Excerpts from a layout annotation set
********************
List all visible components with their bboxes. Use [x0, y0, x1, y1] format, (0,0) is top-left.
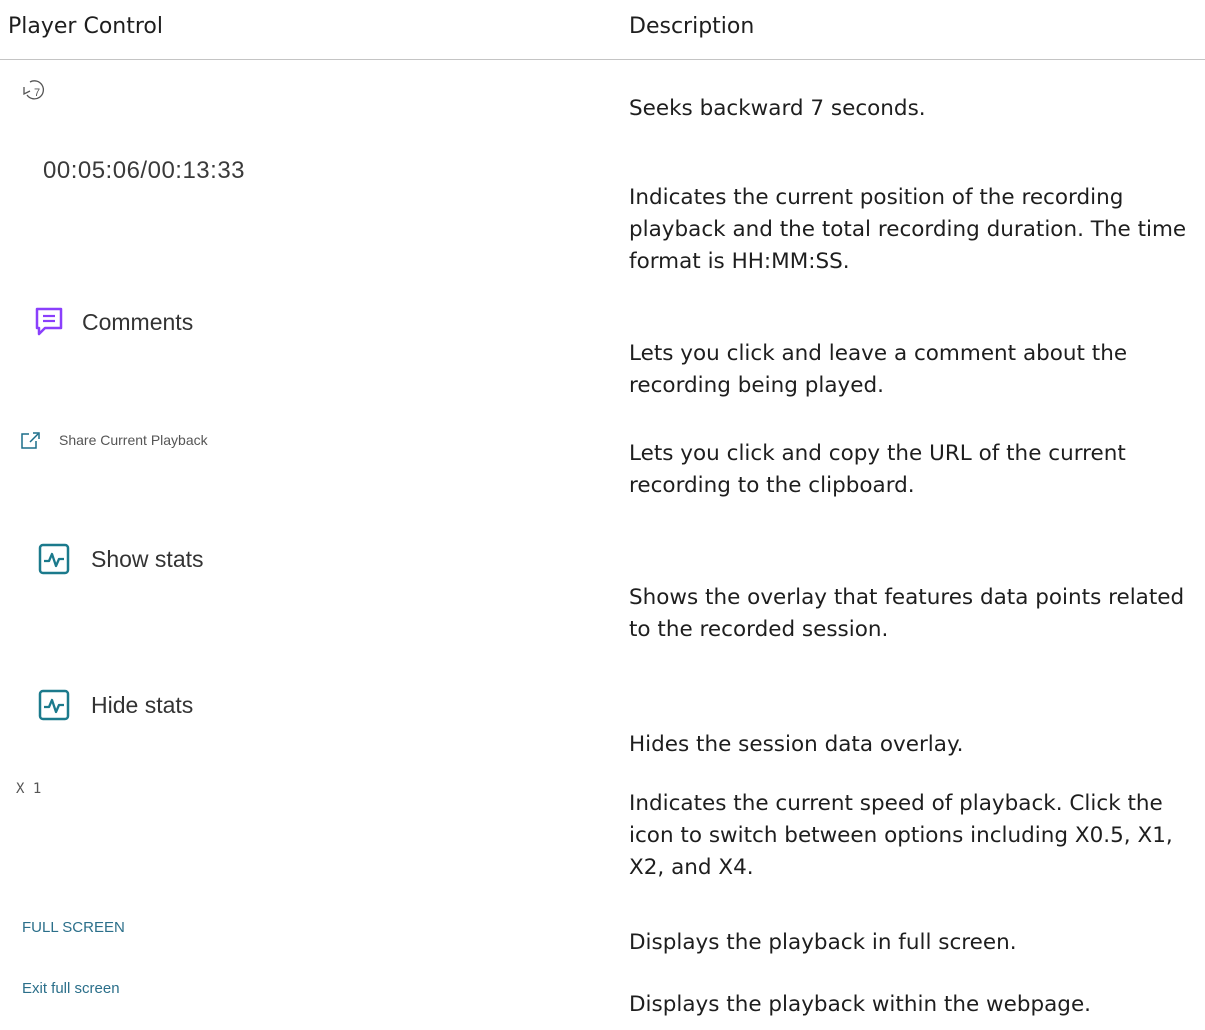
share-icon: [21, 432, 40, 449]
share-label: Share Current Playback: [59, 432, 208, 448]
playback-speed-button[interactable]: X 1: [16, 781, 41, 797]
svg-text:7: 7: [34, 87, 40, 99]
share-playback-button[interactable]: Share Current Playback: [18, 430, 208, 450]
exit-full-screen-button[interactable]: Exit full screen: [22, 980, 120, 997]
row-description: Displays the playback within the webpage…: [629, 992, 1092, 1017]
playback-time-display: 00:05:06/00:13:33: [43, 157, 246, 184]
row-description: Shows the overlay that features data poi…: [629, 585, 1185, 642]
comments-label: Comments: [82, 308, 194, 335]
row-description: Displays the playback in full screen.: [629, 930, 1017, 955]
seek-back-button[interactable]: 7: [18, 78, 56, 104]
show-stats-button[interactable]: Show stats: [37, 542, 204, 576]
full-screen-button[interactable]: FULL SCREEN: [22, 919, 125, 936]
row-description: Indicates the current speed of playback.…: [629, 791, 1173, 880]
row-description: Lets you click and copy the URL of the c…: [629, 441, 1126, 498]
row-description: Lets you click and leave a comment about…: [629, 341, 1128, 398]
row-description: Indicates the current position of the re…: [629, 185, 1187, 274]
hide-stats-label: Hide stats: [91, 691, 194, 718]
control-column-header: Player Control: [8, 14, 163, 39]
comments-button[interactable]: Comments: [34, 306, 193, 338]
show-stats-label: Show stats: [91, 545, 204, 572]
row-description: Seeks backward 7 seconds.: [629, 96, 926, 121]
description-column-header: Description: [629, 14, 755, 39]
stats-icon: [38, 689, 70, 721]
header-divider: [0, 59, 1205, 60]
hide-stats-button[interactable]: Hide stats: [37, 688, 193, 722]
rewind-7-icon: 7: [23, 80, 44, 100]
row-description: Hides the session data overlay.: [629, 732, 964, 757]
stats-icon: [38, 543, 70, 575]
comment-icon: [35, 307, 63, 336]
********************
**To be done**
Copy out the part of the listing that opens with the line containing "share-icon: [21, 432, 40, 449]" and closes with the line containing "exit-full-screen-button[interactable]: Exit full", reproducing every line between them word for word.

**Exercise response**
share-icon: [21, 432, 40, 449]
share-label: Share Current Playback: [59, 432, 208, 448]
playback-speed-button[interactable]: X 1: [16, 781, 41, 797]
svg-text:7: 7: [34, 87, 40, 99]
share-playback-button[interactable]: Share Current Playback: [18, 430, 208, 450]
exit-full-screen-button[interactable]: Exit full screen: [22, 980, 120, 997]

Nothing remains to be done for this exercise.